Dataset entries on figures
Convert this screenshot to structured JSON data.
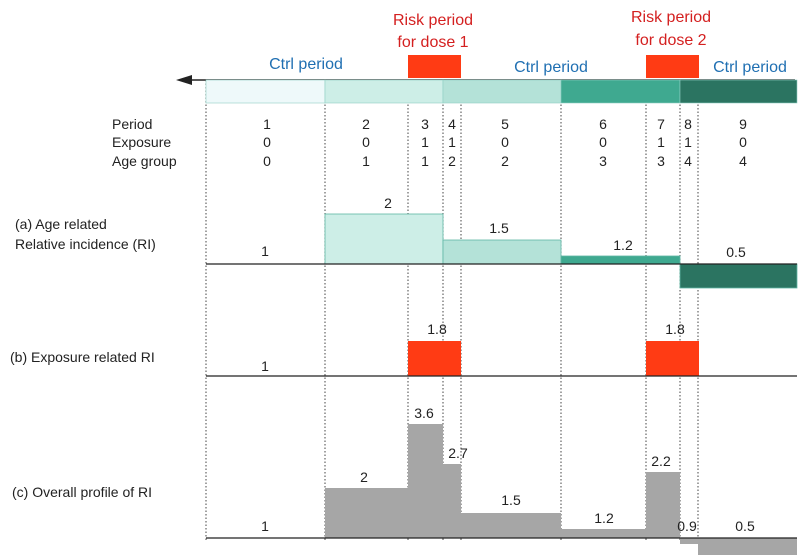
{
  "colors": {
    "ctrl_text": "#1f6fb2",
    "risk_text": "#d42020",
    "risk_fill": "#ff3b14",
    "bar_gray": "#a6a6a6",
    "seg1": "#eef9fa",
    "seg2": "#cdeee7",
    "seg3": "#b4e2d8",
    "seg4": "#3fa990",
    "seg5": "#2b7461"
  },
  "header": {
    "risk1": [
      "Risk period",
      "for dose 1"
    ],
    "risk2": [
      "Risk period",
      "for dose 2"
    ],
    "ctrl": [
      "Ctrl period",
      "Ctrl period",
      "Ctrl period"
    ]
  },
  "table": {
    "row_labels": [
      "Period",
      "Exposure",
      "Age group"
    ],
    "columns": [
      {
        "period": "1",
        "exposure": "0",
        "age": "0"
      },
      {
        "period": "2",
        "exposure": "0",
        "age": "1"
      },
      {
        "period": "3",
        "exposure": "1",
        "age": "1"
      },
      {
        "period": "4",
        "exposure": "1",
        "age": "2"
      },
      {
        "period": "5",
        "exposure": "0",
        "age": "2"
      },
      {
        "period": "6",
        "exposure": "0",
        "age": "3"
      },
      {
        "period": "7",
        "exposure": "1",
        "age": "3"
      },
      {
        "period": "8",
        "exposure": "1",
        "age": "4"
      },
      {
        "period": "9",
        "exposure": "0",
        "age": "4"
      }
    ]
  },
  "panel_a": {
    "label": [
      "(a) Age related",
      "Relative incidence (RI)"
    ],
    "values": [
      "1",
      "2",
      "1.5",
      "1.2",
      "0.5"
    ]
  },
  "panel_b": {
    "label": "(b) Exposure related RI",
    "values": [
      "1",
      "1.8",
      "1.8"
    ]
  },
  "panel_c": {
    "label": "(c) Overall profile of RI",
    "values": [
      "1",
      "2",
      "3.6",
      "2.7",
      "1.5",
      "1.2",
      "2.2",
      "0.9",
      "0.5"
    ]
  }
}
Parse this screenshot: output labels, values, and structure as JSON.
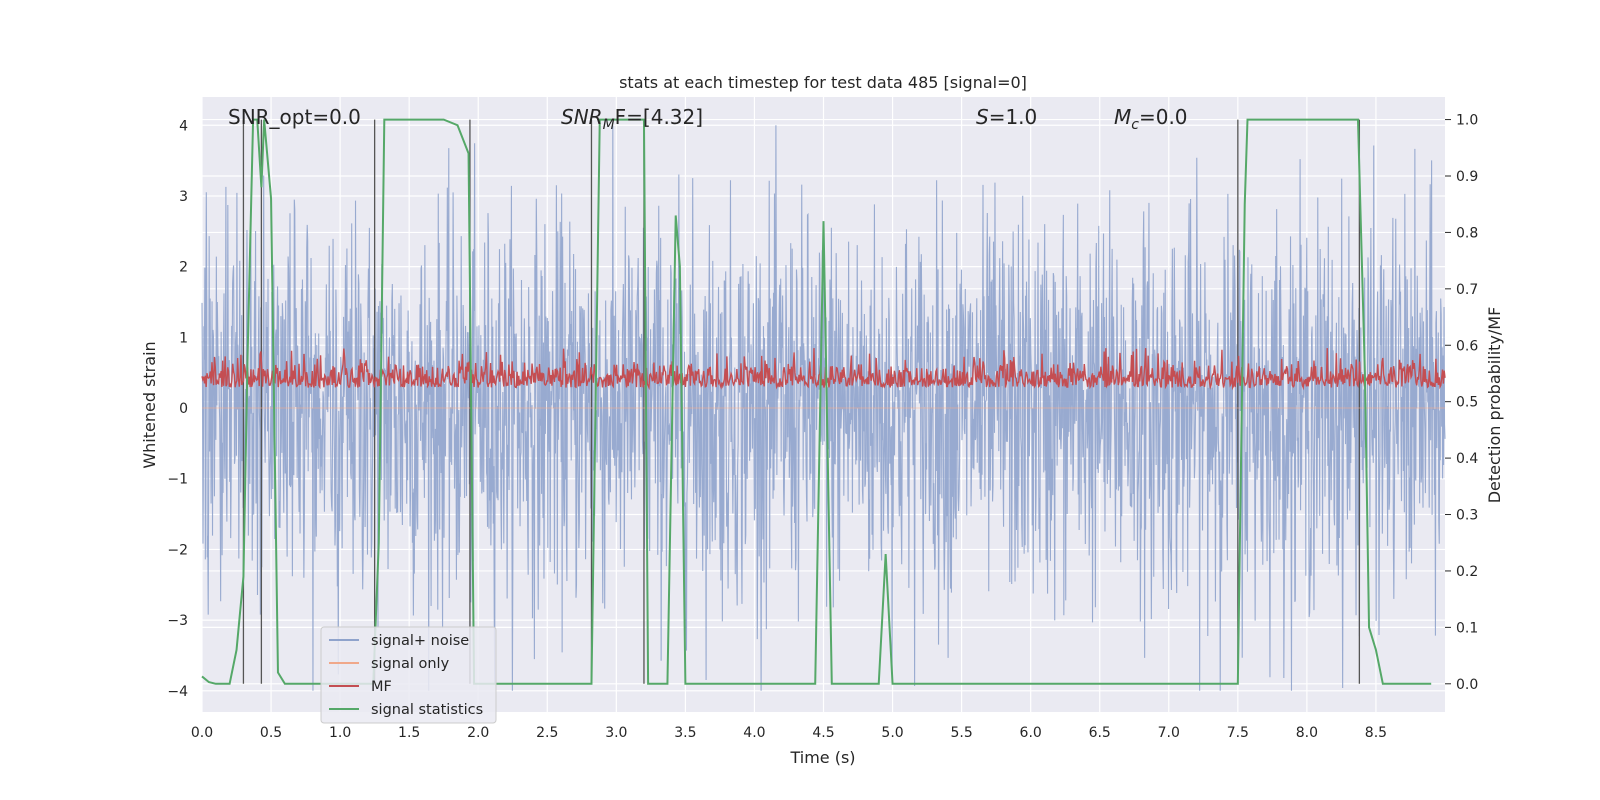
{
  "chart_data": {
    "type": "line",
    "title": "stats at each timestep for test data 485 [signal=0]",
    "xlabel": "Time (s)",
    "ylabel": "Whitened strain",
    "y2label": "Detection probability/MF",
    "xlim": [
      0.0,
      9.0
    ],
    "ylim": [
      -4.3,
      4.4
    ],
    "y2lim": [
      -0.05,
      1.04
    ],
    "x_ticks": [
      "0.0",
      "0.5",
      "1.0",
      "1.5",
      "2.0",
      "2.5",
      "3.0",
      "3.5",
      "4.0",
      "4.5",
      "5.0",
      "5.5",
      "6.0",
      "6.5",
      "7.0",
      "7.5",
      "8.0",
      "8.5"
    ],
    "y_ticks": [
      "4",
      "3",
      "2",
      "1",
      "0",
      "−1",
      "−2",
      "−3",
      "−4"
    ],
    "y2_ticks": [
      "1.0",
      "0.9",
      "0.8",
      "0.7",
      "0.6",
      "0.5",
      "0.4",
      "0.3",
      "0.2",
      "0.1",
      "0.0"
    ],
    "grid": true,
    "legend_position": "lower-left",
    "annotations": {
      "snr_opt": "SNR_opt=0.0",
      "snr_mf": "SNR",
      "snr_mf_sub": "M",
      "snr_mf_suffix": "F=[4.32]",
      "s_label": "S",
      "s_value": "=1.0",
      "mc_label": "M",
      "mc_sub": "c",
      "mc_value": "=0.0"
    },
    "series": [
      {
        "name": "signal+ noise",
        "color": "#8fa3cc",
        "note": "dense whitened noise, mostly within ±2.5, spikes to about ±4"
      },
      {
        "name": "signal only",
        "color": "#f0a88a",
        "values": "flat at 0 (no signal)"
      },
      {
        "name": "MF",
        "color": "#c44e52",
        "note": "matched-filter output on right axis, about 0.5 to 0.59"
      },
      {
        "name": "signal statistics",
        "color": "#55a868",
        "axis": "right",
        "x": [
          0.0,
          0.05,
          0.1,
          0.2,
          0.25,
          0.3,
          0.33,
          0.37,
          0.4,
          0.43,
          0.45,
          0.5,
          0.55,
          0.6,
          0.65,
          1.24,
          1.28,
          1.32,
          1.6,
          1.75,
          1.85,
          1.93,
          1.97,
          2.05,
          2.82,
          2.85,
          2.88,
          3.2,
          3.23,
          3.37,
          3.43,
          3.46,
          3.5,
          4.44,
          4.5,
          4.56,
          4.62,
          4.9,
          4.95,
          5.0,
          7.5,
          7.55,
          7.57,
          8.37,
          8.42,
          8.45,
          8.5,
          8.55,
          8.9
        ],
        "y": [
          0.013,
          0.003,
          0.0,
          0.0,
          0.06,
          0.19,
          0.58,
          1.0,
          1.0,
          0.88,
          1.0,
          0.86,
          0.02,
          0.0,
          0.0,
          0.0,
          0.25,
          1.0,
          1.0,
          1.0,
          0.99,
          0.94,
          0.0,
          0.0,
          0.0,
          0.5,
          1.0,
          1.0,
          0.0,
          0.0,
          0.83,
          0.74,
          0.0,
          0.0,
          0.82,
          0.0,
          0.0,
          0.0,
          0.23,
          0.0,
          0.0,
          0.85,
          1.0,
          1.0,
          0.55,
          0.1,
          0.06,
          0.0,
          0.0
        ]
      }
    ],
    "threshold_crossings_x": [
      0.3,
      0.43,
      1.25,
      1.94,
      2.82,
      3.2,
      7.5,
      8.38
    ]
  }
}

▸ Written request: Give every record back exactly as it reads, with no images.

▸ The reply:
Convert this screenshot to structured JSON data.
{
  "colors": {
    "ctrl_text": "#1f6fb2",
    "risk_text": "#d42020",
    "risk_fill": "#ff3b14",
    "bar_gray": "#a6a6a6",
    "seg1": "#eef9fa",
    "seg2": "#cdeee7",
    "seg3": "#b4e2d8",
    "seg4": "#3fa990",
    "seg5": "#2b7461"
  },
  "header": {
    "risk1": [
      "Risk period",
      "for dose 1"
    ],
    "risk2": [
      "Risk period",
      "for dose 2"
    ],
    "ctrl": [
      "Ctrl period",
      "Ctrl period",
      "Ctrl period"
    ]
  },
  "table": {
    "row_labels": [
      "Period",
      "Exposure",
      "Age group"
    ],
    "columns": [
      {
        "period": "1",
        "exposure": "0",
        "age": "0"
      },
      {
        "period": "2",
        "exposure": "0",
        "age": "1"
      },
      {
        "period": "3",
        "exposure": "1",
        "age": "1"
      },
      {
        "period": "4",
        "exposure": "1",
        "age": "2"
      },
      {
        "period": "5",
        "exposure": "0",
        "age": "2"
      },
      {
        "period": "6",
        "exposure": "0",
        "age": "3"
      },
      {
        "period": "7",
        "exposure": "1",
        "age": "3"
      },
      {
        "period": "8",
        "exposure": "1",
        "age": "4"
      },
      {
        "period": "9",
        "exposure": "0",
        "age": "4"
      }
    ]
  },
  "panel_a": {
    "label": [
      "(a) Age related",
      "Relative incidence (RI)"
    ],
    "values": [
      "1",
      "2",
      "1.5",
      "1.2",
      "0.5"
    ]
  },
  "panel_b": {
    "label": "(b) Exposure related RI",
    "values": [
      "1",
      "1.8",
      "1.8"
    ]
  },
  "panel_c": {
    "label": "(c) Overall profile of RI",
    "values": [
      "1",
      "2",
      "3.6",
      "2.7",
      "1.5",
      "1.2",
      "2.2",
      "0.9",
      "0.5"
    ]
  }
}
Parse this screenshot: output labels, values, and structure as JSON.
{
  "chart_data": {
    "type": "line",
    "title": "stats at each timestep for test data 485 [signal=0]",
    "xlabel": "Time (s)",
    "ylabel": "Whitened strain",
    "y2label": "Detection probability/MF",
    "xlim": [
      0.0,
      9.0
    ],
    "ylim": [
      -4.3,
      4.4
    ],
    "y2lim": [
      -0.05,
      1.04
    ],
    "x_ticks": [
      "0.0",
      "0.5",
      "1.0",
      "1.5",
      "2.0",
      "2.5",
      "3.0",
      "3.5",
      "4.0",
      "4.5",
      "5.0",
      "5.5",
      "6.0",
      "6.5",
      "7.0",
      "7.5",
      "8.0",
      "8.5"
    ],
    "y_ticks": [
      "4",
      "3",
      "2",
      "1",
      "0",
      "−1",
      "−2",
      "−3",
      "−4"
    ],
    "y2_ticks": [
      "1.0",
      "0.9",
      "0.8",
      "0.7",
      "0.6",
      "0.5",
      "0.4",
      "0.3",
      "0.2",
      "0.1",
      "0.0"
    ],
    "grid": true,
    "legend_position": "lower-left",
    "annotations": {
      "snr_opt": "SNR_opt=0.0",
      "snr_mf": "SNR",
      "snr_mf_sub": "M",
      "snr_mf_suffix": "F=[4.32]",
      "s_label": "S",
      "s_value": "=1.0",
      "mc_label": "M",
      "mc_sub": "c",
      "mc_value": "=0.0"
    },
    "series": [
      {
        "name": "signal+ noise",
        "color": "#8fa3cc",
        "note": "dense whitened noise, mostly within ±2.5, spikes to about ±4"
      },
      {
        "name": "signal only",
        "color": "#f0a88a",
        "values": "flat at 0 (no signal)"
      },
      {
        "name": "MF",
        "color": "#c44e52",
        "note": "matched-filter output on right axis, about 0.5 to 0.59"
      },
      {
        "name": "signal statistics",
        "color": "#55a868",
        "axis": "right",
        "x": [
          0.0,
          0.05,
          0.1,
          0.2,
          0.25,
          0.3,
          0.33,
          0.37,
          0.4,
          0.43,
          0.45,
          0.5,
          0.55,
          0.6,
          0.65,
          1.24,
          1.28,
          1.32,
          1.6,
          1.75,
          1.85,
          1.93,
          1.97,
          2.05,
          2.82,
          2.85,
          2.88,
          3.2,
          3.23,
          3.37,
          3.43,
          3.46,
          3.5,
          4.44,
          4.5,
          4.56,
          4.62,
          4.9,
          4.95,
          5.0,
          7.5,
          7.55,
          7.57,
          8.37,
          8.42,
          8.45,
          8.5,
          8.55,
          8.9
        ],
        "y": [
          0.013,
          0.003,
          0.0,
          0.0,
          0.06,
          0.19,
          0.58,
          1.0,
          1.0,
          0.88,
          1.0,
          0.86,
          0.02,
          0.0,
          0.0,
          0.0,
          0.25,
          1.0,
          1.0,
          1.0,
          0.99,
          0.94,
          0.0,
          0.0,
          0.0,
          0.5,
          1.0,
          1.0,
          0.0,
          0.0,
          0.83,
          0.74,
          0.0,
          0.0,
          0.82,
          0.0,
          0.0,
          0.0,
          0.23,
          0.0,
          0.0,
          0.85,
          1.0,
          1.0,
          0.55,
          0.1,
          0.06,
          0.0,
          0.0
        ]
      }
    ],
    "threshold_crossings_x": [
      0.3,
      0.43,
      1.25,
      1.94,
      2.82,
      3.2,
      7.5,
      8.38
    ]
  }
}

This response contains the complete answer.